### GIVEN REQUEST
Exclude all pictures, then copy each of the records exactly as written.

* * * * * * *

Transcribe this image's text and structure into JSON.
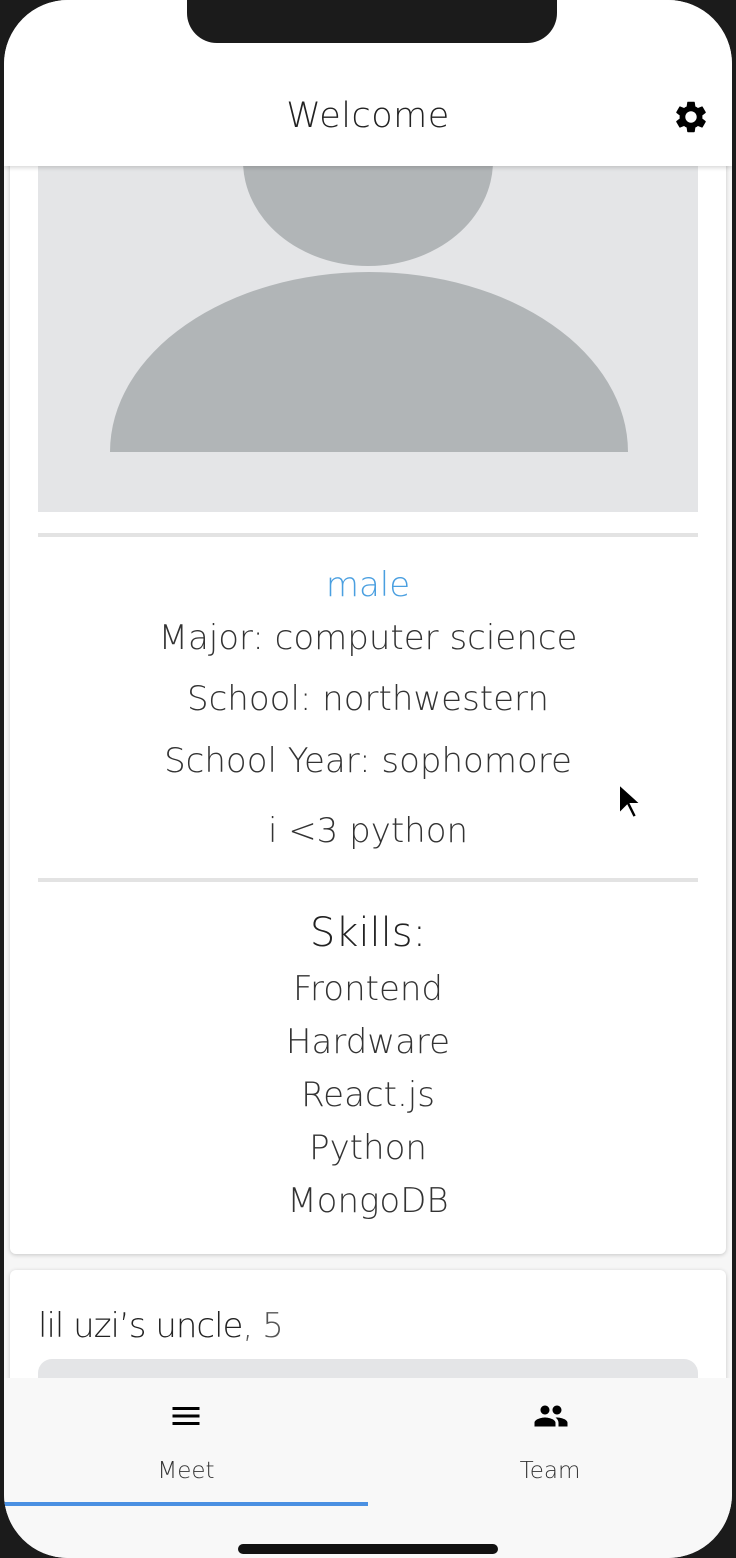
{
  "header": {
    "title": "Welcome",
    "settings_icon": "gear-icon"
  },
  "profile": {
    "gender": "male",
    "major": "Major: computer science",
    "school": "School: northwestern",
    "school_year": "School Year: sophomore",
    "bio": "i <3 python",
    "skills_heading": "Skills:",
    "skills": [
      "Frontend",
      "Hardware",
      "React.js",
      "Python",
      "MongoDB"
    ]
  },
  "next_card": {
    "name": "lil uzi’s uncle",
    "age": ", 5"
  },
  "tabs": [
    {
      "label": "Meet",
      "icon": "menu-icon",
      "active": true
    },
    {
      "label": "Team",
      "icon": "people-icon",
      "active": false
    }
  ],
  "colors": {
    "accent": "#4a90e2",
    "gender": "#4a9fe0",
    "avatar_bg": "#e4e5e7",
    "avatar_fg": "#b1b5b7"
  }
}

* * * * * * *

### WORKED ANSWER
Transcribe this image's text and structure into JSON.
{
  "header": {
    "title": "Welcome",
    "settings_icon": "gear-icon"
  },
  "profile": {
    "gender": "male",
    "major": "Major: computer science",
    "school": "School: northwestern",
    "school_year": "School Year: sophomore",
    "bio": "i <3 python",
    "skills_heading": "Skills:",
    "skills": [
      "Frontend",
      "Hardware",
      "React.js",
      "Python",
      "MongoDB"
    ]
  },
  "next_card": {
    "name": "lil uzi’s uncle",
    "age": ", 5"
  },
  "tabs": [
    {
      "label": "Meet",
      "icon": "menu-icon",
      "active": true
    },
    {
      "label": "Team",
      "icon": "people-icon",
      "active": false
    }
  ],
  "colors": {
    "accent": "#4a90e2",
    "gender": "#4a9fe0",
    "avatar_bg": "#e4e5e7",
    "avatar_fg": "#b1b5b7"
  }
}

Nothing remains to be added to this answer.